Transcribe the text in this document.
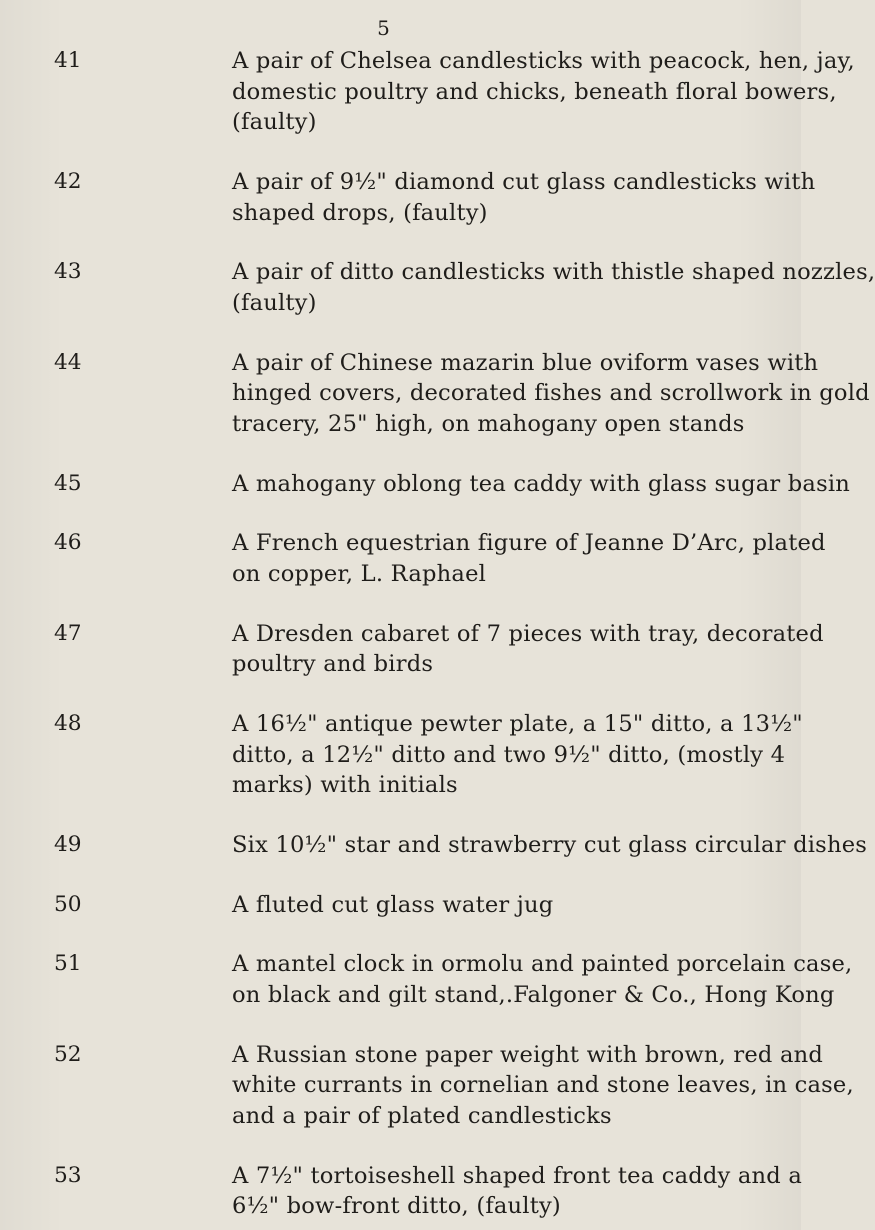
5
41	A pair of Chelsea candlesticks with peacock, hen, jay,
domestic poultry and chicks, beneath floral bowers,
(faulty)
42	A pair of 9½" diamond cut glass candlesticks with
shaped drops, (faulty)
43	A pair of ditto candlesticks with thistle shaped nozzles,
(faulty)
44	A pair of Chinese mazarin blue oviform vases with
hinged covers, decorated fishes and scrollwork in gold
tracery, 25" high, on mahogany open stands
45	A mahogany oblong tea caddy with glass sugar basin
46	A French equestrian figure of Jeanne D’Arc, plated
on copper, L. Raphael
47	A Dresden cabaret of 7 pieces with tray, decorated
poultry and birds
48	A 16½" antique pewter plate, a 15" ditto, a 13½"
ditto, a 12½" ditto and two 9½" ditto, (mostly 4
marks) with initials
49	Six 10½" star and strawberry cut glass circular dishes
50	A fluted cut glass water jug
51	A mantel clock in ormolu and painted porcelain case,
on black and gilt stand,.Falgoner & Co., Hong Kong
52	A Russian stone paper weight with brown, red and
white currants in cornelian and stone leaves, in case,
and a pair of plated candlesticks
53	A 7½" tortoiseshell shaped front tea caddy and a
6½" bow-front ditto, (faulty)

● **WHAT TO DO**
Go through the entries and return each line where the word "faulty" appears.

● **REPLY TO THE EXERCISE**
(faulty)
shaped drops, (faulty)
(faulty)
6½" bow-front ditto, (faulty)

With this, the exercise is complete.